* Problem *
Produce an exact copy of all the data below, dropping every image.

================

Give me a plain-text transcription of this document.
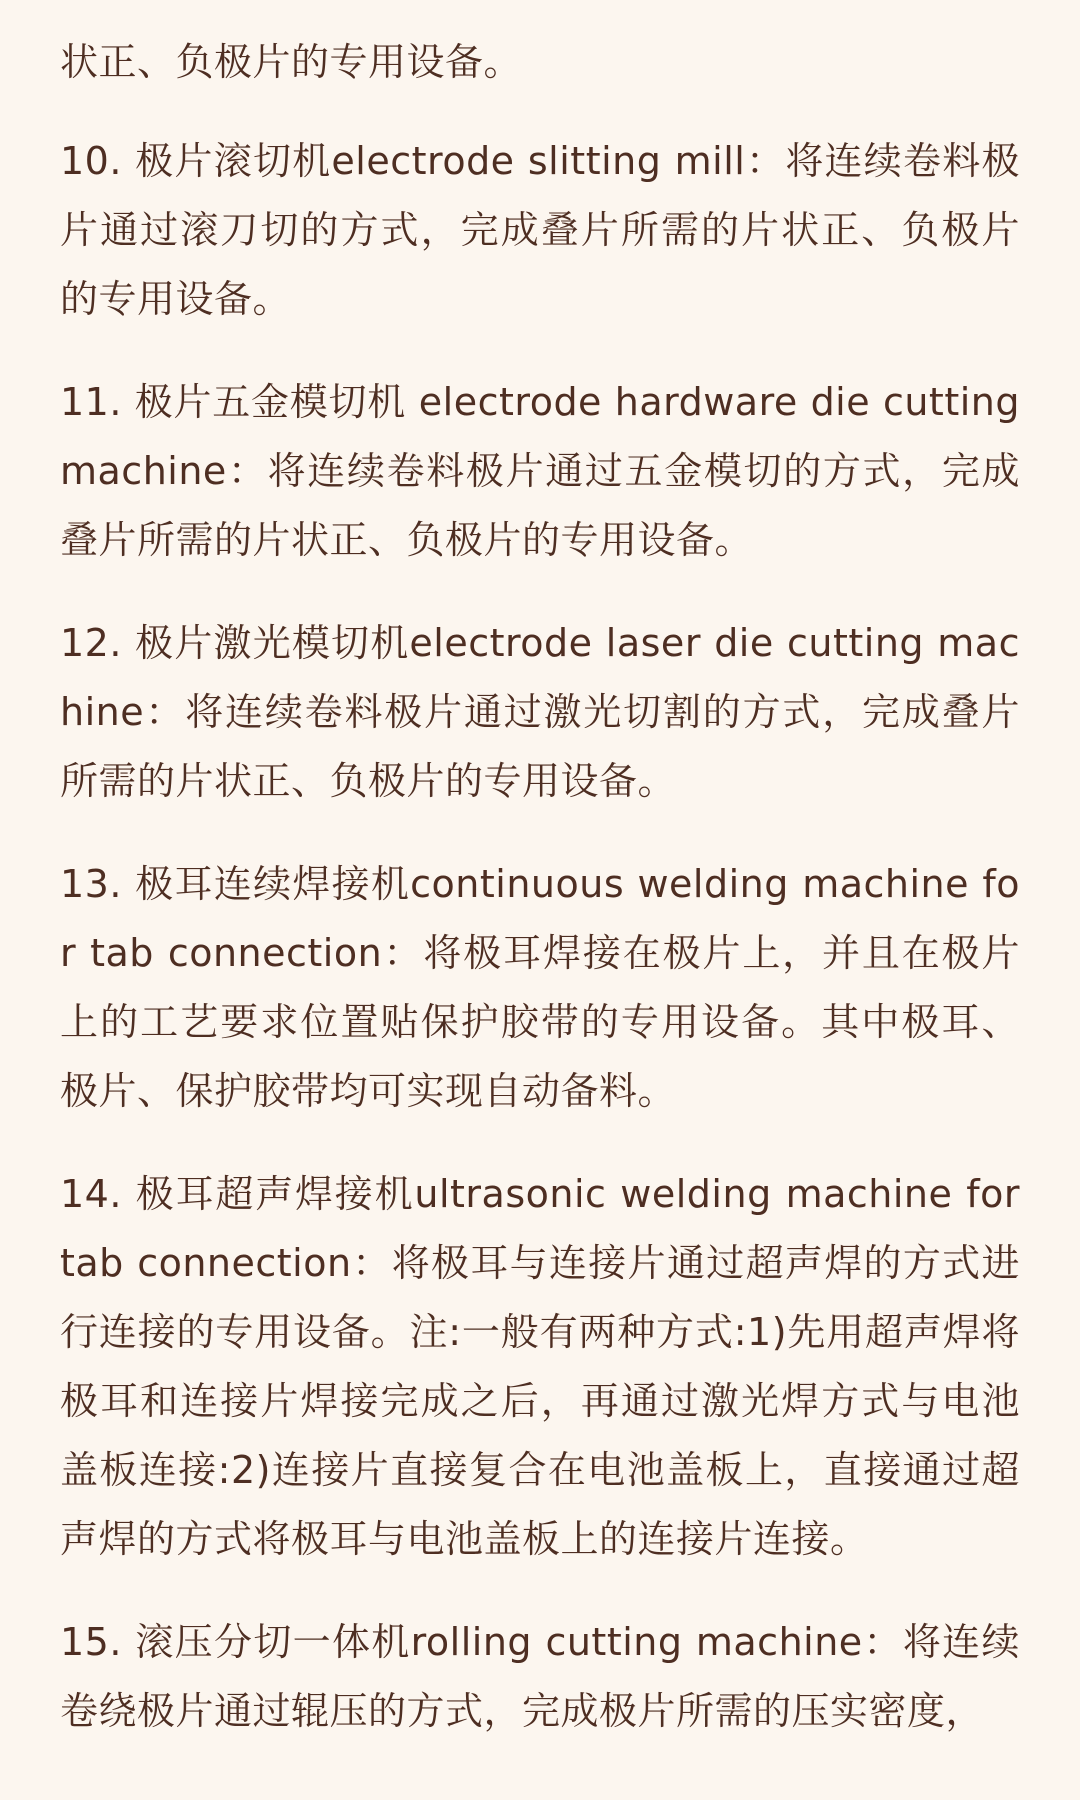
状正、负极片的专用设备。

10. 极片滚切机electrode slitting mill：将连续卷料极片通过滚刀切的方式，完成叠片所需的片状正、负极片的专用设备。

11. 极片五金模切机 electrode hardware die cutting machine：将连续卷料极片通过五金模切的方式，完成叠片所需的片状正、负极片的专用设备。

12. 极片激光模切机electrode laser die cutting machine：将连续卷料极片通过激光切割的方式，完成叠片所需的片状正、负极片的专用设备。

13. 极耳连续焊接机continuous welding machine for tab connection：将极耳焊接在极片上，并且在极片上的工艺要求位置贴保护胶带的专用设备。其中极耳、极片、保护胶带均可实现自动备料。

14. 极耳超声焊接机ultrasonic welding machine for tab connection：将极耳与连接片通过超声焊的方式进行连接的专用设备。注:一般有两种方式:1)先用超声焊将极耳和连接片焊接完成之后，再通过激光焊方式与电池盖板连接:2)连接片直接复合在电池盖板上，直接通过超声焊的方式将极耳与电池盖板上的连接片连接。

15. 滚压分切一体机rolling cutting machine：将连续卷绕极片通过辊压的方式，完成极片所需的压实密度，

================

* Correct response *
Give me a plain-text transcription of this document.
状正、负极片的专用设备。

10. 极片滚切机electrode slitting mill：将连续卷料极片通过滚刀切的方式，完成叠片所需的片状正、负极片的专用设备。

11. 极片五金模切机 electrode hardware die cutting machine：将连续卷料极片通过五金模切的方式，完成叠片所需的片状正、负极片的专用设备。

12. 极片激光模切机electrode laser die cutting machine：将连续卷料极片通过激光切割的方式，完成叠片所需的片状正、负极片的专用设备。

13. 极耳连续焊接机continuous welding machine for tab connection：将极耳焊接在极片上，并且在极片上的工艺要求位置贴保护胶带的专用设备。其中极耳、极片、保护胶带均可实现自动备料。

14. 极耳超声焊接机ultrasonic welding machine for tab connection：将极耳与连接片通过超声焊的方式进行连接的专用设备。注:一般有两种方式:1)先用超声焊将极耳和连接片焊接完成之后，再通过激光焊方式与电池盖板连接:2)连接片直接复合在电池盖板上，直接通过超声焊的方式将极耳与电池盖板上的连接片连接。

15. 滚压分切一体机rolling cutting machine：将连续卷绕极片通过辊压的方式，完成极片所需的压实密度，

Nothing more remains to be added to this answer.